(Extracted data entries)
.....

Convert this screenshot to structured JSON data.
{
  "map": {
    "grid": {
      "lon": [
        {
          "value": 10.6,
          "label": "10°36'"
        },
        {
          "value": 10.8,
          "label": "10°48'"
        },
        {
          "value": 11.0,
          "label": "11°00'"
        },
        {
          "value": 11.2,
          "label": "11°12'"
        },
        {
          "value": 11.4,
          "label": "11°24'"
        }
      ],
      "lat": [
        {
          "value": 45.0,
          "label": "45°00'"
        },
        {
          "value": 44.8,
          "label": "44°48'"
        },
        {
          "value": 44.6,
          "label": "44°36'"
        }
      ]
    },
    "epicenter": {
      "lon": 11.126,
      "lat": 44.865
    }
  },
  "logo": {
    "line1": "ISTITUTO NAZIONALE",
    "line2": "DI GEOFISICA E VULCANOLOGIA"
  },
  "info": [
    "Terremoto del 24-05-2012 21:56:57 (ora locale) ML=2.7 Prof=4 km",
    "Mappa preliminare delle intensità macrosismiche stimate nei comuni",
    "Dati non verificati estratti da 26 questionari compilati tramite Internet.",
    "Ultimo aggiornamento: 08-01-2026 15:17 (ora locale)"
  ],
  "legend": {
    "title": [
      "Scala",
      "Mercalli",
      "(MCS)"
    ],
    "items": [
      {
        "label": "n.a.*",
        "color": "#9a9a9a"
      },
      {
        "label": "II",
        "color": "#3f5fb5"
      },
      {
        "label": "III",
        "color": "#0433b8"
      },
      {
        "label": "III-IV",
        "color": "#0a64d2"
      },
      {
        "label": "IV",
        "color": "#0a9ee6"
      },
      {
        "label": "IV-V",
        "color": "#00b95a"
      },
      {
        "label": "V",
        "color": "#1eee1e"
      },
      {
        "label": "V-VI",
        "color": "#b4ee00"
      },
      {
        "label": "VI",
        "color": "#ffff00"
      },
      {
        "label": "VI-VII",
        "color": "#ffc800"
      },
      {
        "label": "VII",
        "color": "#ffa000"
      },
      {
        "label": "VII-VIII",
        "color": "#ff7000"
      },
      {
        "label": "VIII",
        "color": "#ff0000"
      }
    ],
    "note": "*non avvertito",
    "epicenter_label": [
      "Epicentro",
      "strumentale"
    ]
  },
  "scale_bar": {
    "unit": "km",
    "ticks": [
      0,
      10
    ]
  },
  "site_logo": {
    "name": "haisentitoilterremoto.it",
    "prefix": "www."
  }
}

.....

## Do this
Give back all the records exactly as they stand.

## Task answer
Convert this screenshot to structured JSON data.
{
  "map": {
    "grid": {
      "lon": [
        {
          "value": 10.6,
          "label": "10°36'"
        },
        {
          "value": 10.8,
          "label": "10°48'"
        },
        {
          "value": 11.0,
          "label": "11°00'"
        },
        {
          "value": 11.2,
          "label": "11°12'"
        },
        {
          "value": 11.4,
          "label": "11°24'"
        }
      ],
      "lat": [
        {
          "value": 45.0,
          "label": "45°00'"
        },
        {
          "value": 44.8,
          "label": "44°48'"
        },
        {
          "value": 44.6,
          "label": "44°36'"
        }
      ]
    },
    "epicenter": {
      "lon": 11.126,
      "lat": 44.865
    }
  },
  "logo": {
    "line1": "ISTITUTO NAZIONALE",
    "line2": "DI GEOFISICA E VULCANOLOGIA"
  },
  "info": [
    "Terremoto del 24-05-2012 21:56:57 (ora locale) ML=2.7 Prof=4 km",
    "Mappa preliminare delle intensità macrosismiche stimate nei comuni",
    "Dati non verificati estratti da 26 questionari compilati tramite Internet.",
    "Ultimo aggiornamento: 08-01-2026 15:17 (ora locale)"
  ],
  "legend": {
    "title": [
      "Scala",
      "Mercalli",
      "(MCS)"
    ],
    "items": [
      {
        "label": "n.a.*",
        "color": "#9a9a9a"
      },
      {
        "label": "II",
        "color": "#3f5fb5"
      },
      {
        "label": "III",
        "color": "#0433b8"
      },
      {
        "label": "III-IV",
        "color": "#0a64d2"
      },
      {
        "label": "IV",
        "color": "#0a9ee6"
      },
      {
        "label": "IV-V",
        "color": "#00b95a"
      },
      {
        "label": "V",
        "color": "#1eee1e"
      },
      {
        "label": "V-VI",
        "color": "#b4ee00"
      },
      {
        "label": "VI",
        "color": "#ffff00"
      },
      {
        "label": "VI-VII",
        "color": "#ffc800"
      },
      {
        "label": "VII",
        "color": "#ffa000"
      },
      {
        "label": "VII-VIII",
        "color": "#ff7000"
      },
      {
        "label": "VIII",
        "color": "#ff0000"
      }
    ],
    "note": "*non avvertito",
    "epicenter_label": [
      "Epicentro",
      "strumentale"
    ]
  },
  "scale_bar": {
    "unit": "km",
    "ticks": [
      0,
      10
    ]
  },
  "site_logo": {
    "name": "haisentitoilterremoto.it",
    "prefix": "www."
  }
}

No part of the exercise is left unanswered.